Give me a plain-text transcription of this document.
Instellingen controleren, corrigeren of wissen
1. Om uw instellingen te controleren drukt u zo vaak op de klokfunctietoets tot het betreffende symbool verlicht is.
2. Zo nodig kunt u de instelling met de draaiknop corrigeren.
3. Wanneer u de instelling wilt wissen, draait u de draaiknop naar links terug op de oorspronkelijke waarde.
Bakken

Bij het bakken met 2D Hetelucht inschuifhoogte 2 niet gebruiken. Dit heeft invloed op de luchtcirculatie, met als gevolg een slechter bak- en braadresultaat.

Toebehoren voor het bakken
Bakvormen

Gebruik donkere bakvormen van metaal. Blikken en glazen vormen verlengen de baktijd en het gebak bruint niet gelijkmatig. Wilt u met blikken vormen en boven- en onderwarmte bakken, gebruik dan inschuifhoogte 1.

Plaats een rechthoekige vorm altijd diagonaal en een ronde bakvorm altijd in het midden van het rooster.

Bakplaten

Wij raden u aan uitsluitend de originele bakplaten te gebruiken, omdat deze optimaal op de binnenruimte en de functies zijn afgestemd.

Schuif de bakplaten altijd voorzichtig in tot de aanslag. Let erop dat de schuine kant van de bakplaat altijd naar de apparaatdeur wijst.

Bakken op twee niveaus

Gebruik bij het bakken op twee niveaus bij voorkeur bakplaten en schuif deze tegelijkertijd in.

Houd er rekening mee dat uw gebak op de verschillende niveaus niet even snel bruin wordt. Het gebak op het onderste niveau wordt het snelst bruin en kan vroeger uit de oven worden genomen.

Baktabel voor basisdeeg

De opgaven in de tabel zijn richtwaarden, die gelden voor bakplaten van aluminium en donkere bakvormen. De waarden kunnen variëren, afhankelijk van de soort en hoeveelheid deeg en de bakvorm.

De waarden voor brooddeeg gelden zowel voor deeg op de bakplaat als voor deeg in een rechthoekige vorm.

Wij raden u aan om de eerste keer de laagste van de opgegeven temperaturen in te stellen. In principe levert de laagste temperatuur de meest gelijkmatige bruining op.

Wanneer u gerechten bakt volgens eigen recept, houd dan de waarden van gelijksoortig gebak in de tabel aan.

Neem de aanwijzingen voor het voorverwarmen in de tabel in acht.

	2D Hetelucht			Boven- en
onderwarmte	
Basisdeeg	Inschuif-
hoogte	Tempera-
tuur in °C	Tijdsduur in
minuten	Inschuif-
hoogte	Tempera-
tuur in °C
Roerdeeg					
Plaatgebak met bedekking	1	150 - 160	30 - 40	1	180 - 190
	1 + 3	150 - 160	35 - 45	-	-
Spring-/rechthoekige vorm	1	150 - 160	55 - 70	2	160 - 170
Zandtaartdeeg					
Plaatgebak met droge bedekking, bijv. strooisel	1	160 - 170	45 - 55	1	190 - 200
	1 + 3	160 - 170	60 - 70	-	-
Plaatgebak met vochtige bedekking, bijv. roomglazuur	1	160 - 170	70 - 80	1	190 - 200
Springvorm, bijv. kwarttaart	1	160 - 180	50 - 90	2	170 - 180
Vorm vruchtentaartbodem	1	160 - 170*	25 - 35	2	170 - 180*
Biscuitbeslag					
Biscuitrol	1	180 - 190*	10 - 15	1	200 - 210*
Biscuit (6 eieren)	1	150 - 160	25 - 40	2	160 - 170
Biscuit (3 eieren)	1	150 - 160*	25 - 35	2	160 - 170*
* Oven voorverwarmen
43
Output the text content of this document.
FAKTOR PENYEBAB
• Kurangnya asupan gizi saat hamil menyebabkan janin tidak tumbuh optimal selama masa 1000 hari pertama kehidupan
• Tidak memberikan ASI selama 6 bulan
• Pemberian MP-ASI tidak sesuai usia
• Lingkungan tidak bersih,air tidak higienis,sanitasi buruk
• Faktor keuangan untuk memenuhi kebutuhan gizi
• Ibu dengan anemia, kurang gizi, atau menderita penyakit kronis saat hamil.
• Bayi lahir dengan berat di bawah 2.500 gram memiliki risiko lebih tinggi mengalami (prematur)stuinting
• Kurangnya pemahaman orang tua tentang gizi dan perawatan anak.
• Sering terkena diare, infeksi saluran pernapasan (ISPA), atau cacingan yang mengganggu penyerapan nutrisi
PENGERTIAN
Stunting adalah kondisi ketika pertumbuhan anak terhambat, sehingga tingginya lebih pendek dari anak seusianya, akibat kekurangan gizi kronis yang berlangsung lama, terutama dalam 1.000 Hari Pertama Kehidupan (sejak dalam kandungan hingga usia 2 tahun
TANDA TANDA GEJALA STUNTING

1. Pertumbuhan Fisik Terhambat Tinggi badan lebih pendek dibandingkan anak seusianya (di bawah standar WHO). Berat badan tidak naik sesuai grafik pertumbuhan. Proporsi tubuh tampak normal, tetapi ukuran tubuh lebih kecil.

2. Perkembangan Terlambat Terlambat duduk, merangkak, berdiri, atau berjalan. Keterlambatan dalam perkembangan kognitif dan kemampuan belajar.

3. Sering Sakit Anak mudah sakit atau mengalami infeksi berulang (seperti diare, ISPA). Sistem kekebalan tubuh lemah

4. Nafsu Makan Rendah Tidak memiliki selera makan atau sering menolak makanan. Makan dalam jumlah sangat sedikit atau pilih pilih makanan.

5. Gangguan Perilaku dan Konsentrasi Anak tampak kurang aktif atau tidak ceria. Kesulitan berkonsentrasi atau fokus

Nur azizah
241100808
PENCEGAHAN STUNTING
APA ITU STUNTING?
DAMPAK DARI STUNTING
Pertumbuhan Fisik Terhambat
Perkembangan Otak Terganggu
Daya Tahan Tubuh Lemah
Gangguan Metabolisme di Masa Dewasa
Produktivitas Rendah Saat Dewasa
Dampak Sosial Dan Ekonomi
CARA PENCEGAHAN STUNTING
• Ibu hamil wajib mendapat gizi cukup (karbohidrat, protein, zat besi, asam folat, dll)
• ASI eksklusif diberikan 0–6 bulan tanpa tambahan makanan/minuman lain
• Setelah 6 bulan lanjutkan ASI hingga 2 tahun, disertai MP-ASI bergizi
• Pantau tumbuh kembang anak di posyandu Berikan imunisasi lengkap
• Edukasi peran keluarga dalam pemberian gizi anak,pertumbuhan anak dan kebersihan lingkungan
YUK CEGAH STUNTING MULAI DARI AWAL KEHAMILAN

Task directions:
An exact reproduction of all the records is required.

Exercise response:
Give me a plain-text transcription of this document.
Instellingen controleren, corrigeren of wissen
1. Om uw instellingen te controleren drukt u zo vaak op de klokfunctietoets tot het betreffende symbool verlicht is.
2. Zo nodig kunt u de instelling met de draaiknop corrigeren.
3. Wanneer u de instelling wilt wissen, draait u de draaiknop naar links terug op de oorspronkelijke waarde.
Bakken

Bij het bakken met 2D Hetelucht inschuifhoogte 2 niet gebruiken. Dit heeft invloed op de luchtcirculatie, met als gevolg een slechter bak- en braadresultaat.

Toebehoren voor het bakken
Bakvormen

Gebruik donkere bakvormen van metaal. Blikken en glazen vormen verlengen de baktijd en het gebak bruint niet gelijkmatig. Wilt u met blikken vormen en boven- en onderwarmte bakken, gebruik dan inschuifhoogte 1.

Plaats een rechthoekige vorm altijd diagonaal en een ronde bakvorm altijd in het midden van het rooster.

Bakplaten

Wij raden u aan uitsluitend de originele bakplaten te gebruiken, omdat deze optimaal op de binnenruimte en de functies zijn afgestemd.

Schuif de bakplaten altijd voorzichtig in tot de aanslag. Let erop dat de schuine kant van de bakplaat altijd naar de apparaatdeur wijst.

Bakken op twee niveaus

Gebruik bij het bakken op twee niveaus bij voorkeur bakplaten en schuif deze tegelijkertijd in.

Houd er rekening mee dat uw gebak op de verschillende niveaus niet even snel bruin wordt. Het gebak op het onderste niveau wordt het snelst bruin en kan vroeger uit de oven worden genomen.

Baktabel voor basisdeeg

De opgaven in de tabel zijn richtwaarden, die gelden voor bakplaten van aluminium en donkere bakvormen. De waarden kunnen variëren, afhankelijk van de soort en hoeveelheid deeg en de bakvorm.

De waarden voor brooddeeg gelden zowel voor deeg op de bakplaat als voor deeg in een rechthoekige vorm.

Wij raden u aan om de eerste keer de laagste van de opgegeven temperaturen in te stellen. In principe levert de laagste temperatuur de meest gelijkmatige bruining op.

Wanneer u gerechten bakt volgens eigen recept, houd dan de waarden van gelijksoortig gebak in de tabel aan.

Neem de aanwijzingen voor het voorverwarmen in de tabel in acht.

	2D Hetelucht			Boven- en
onderwarmte	
Basisdeeg	Inschuif-
hoogte	Tempera-
tuur in °C	Tijdsduur in
minuten	Inschuif-
hoogte	Tempera-
tuur in °C
Roerdeeg					
Plaatgebak met bedekking	1	150 - 160	30 - 40	1	180 - 190
	1 + 3	150 - 160	35 - 45	-	-
Spring-/rechthoekige vorm	1	150 - 160	55 - 70	2	160 - 170
Zandtaartdeeg					
Plaatgebak met droge bedekking, bijv. strooisel	1	160 - 170	45 - 55	1	190 - 200
	1 + 3	160 - 170	60 - 70	-	-
Plaatgebak met vochtige bedekking, bijv. roomglazuur	1	160 - 170	70 - 80	1	190 - 200
Springvorm, bijv. kwarttaart	1	160 - 180	50 - 90	2	170 - 180
Vorm vruchtentaartbodem	1	160 - 170*	25 - 35	2	170 - 180*
Biscuitbeslag					
Biscuitrol	1	180 - 190*	10 - 15	1	200 - 210*
Biscuit (6 eieren)	1	150 - 160	25 - 40	2	160 - 170
Biscuit (3 eieren)	1	150 - 160*	25 - 35	2	160 - 170*
* Oven voorverwarmen
43
Output the text content of this document.
FAKTOR PENYEBAB
• Kurangnya asupan gizi saat hamil menyebabkan janin tidak tumbuh optimal selama masa 1000 hari pertama kehidupan
• Tidak memberikan ASI selama 6 bulan
• Pemberian MP-ASI tidak sesuai usia
• Lingkungan tidak bersih,air tidak higienis,sanitasi buruk
• Faktor keuangan untuk memenuhi kebutuhan gizi
• Ibu dengan anemia, kurang gizi, atau menderita penyakit kronis saat hamil.
• Bayi lahir dengan berat di bawah 2.500 gram memiliki risiko lebih tinggi mengalami (prematur)stuinting
• Kurangnya pemahaman orang tua tentang gizi dan perawatan anak.
• Sering terkena diare, infeksi saluran pernapasan (ISPA), atau cacingan yang mengganggu penyerapan nutrisi
PENGERTIAN
Stunting adalah kondisi ketika pertumbuhan anak terhambat, sehingga tingginya lebih pendek dari anak seusianya, akibat kekurangan gizi kronis yang berlangsung lama, terutama dalam 1.000 Hari Pertama Kehidupan (sejak dalam kandungan hingga usia 2 tahun
TANDA TANDA GEJALA STUNTING

1. Pertumbuhan Fisik Terhambat Tinggi badan lebih pendek dibandingkan anak seusianya (di bawah standar WHO). Berat badan tidak naik sesuai grafik pertumbuhan. Proporsi tubuh tampak normal, tetapi ukuran tubuh lebih kecil.

2. Perkembangan Terlambat Terlambat duduk, merangkak, berdiri, atau berjalan. Keterlambatan dalam perkembangan kognitif dan kemampuan belajar.

3. Sering Sakit Anak mudah sakit atau mengalami infeksi berulang (seperti diare, ISPA). Sistem kekebalan tubuh lemah

4. Nafsu Makan Rendah Tidak memiliki selera makan atau sering menolak makanan. Makan dalam jumlah sangat sedikit atau pilih pilih makanan.

5. Gangguan Perilaku dan Konsentrasi Anak tampak kurang aktif atau tidak ceria. Kesulitan berkonsentrasi atau fokus

Nur azizah
241100808
PENCEGAHAN STUNTING
APA ITU STUNTING?
DAMPAK DARI STUNTING
Pertumbuhan Fisik Terhambat
Perkembangan Otak Terganggu
Daya Tahan Tubuh Lemah
Gangguan Metabolisme di Masa Dewasa
Produktivitas Rendah Saat Dewasa
Dampak Sosial Dan Ekonomi
CARA PENCEGAHAN STUNTING
• Ibu hamil wajib mendapat gizi cukup (karbohidrat, protein, zat besi, asam folat, dll)
• ASI eksklusif diberikan 0–6 bulan tanpa tambahan makanan/minuman lain
• Setelah 6 bulan lanjutkan ASI hingga 2 tahun, disertai MP-ASI bergizi
• Pantau tumbuh kembang anak di posyandu Berikan imunisasi lengkap
• Edukasi peran keluarga dalam pemberian gizi anak,pertumbuhan anak dan kebersihan lingkungan
YUK CEGAH STUNTING MULAI DARI AWAL KEHAMILAN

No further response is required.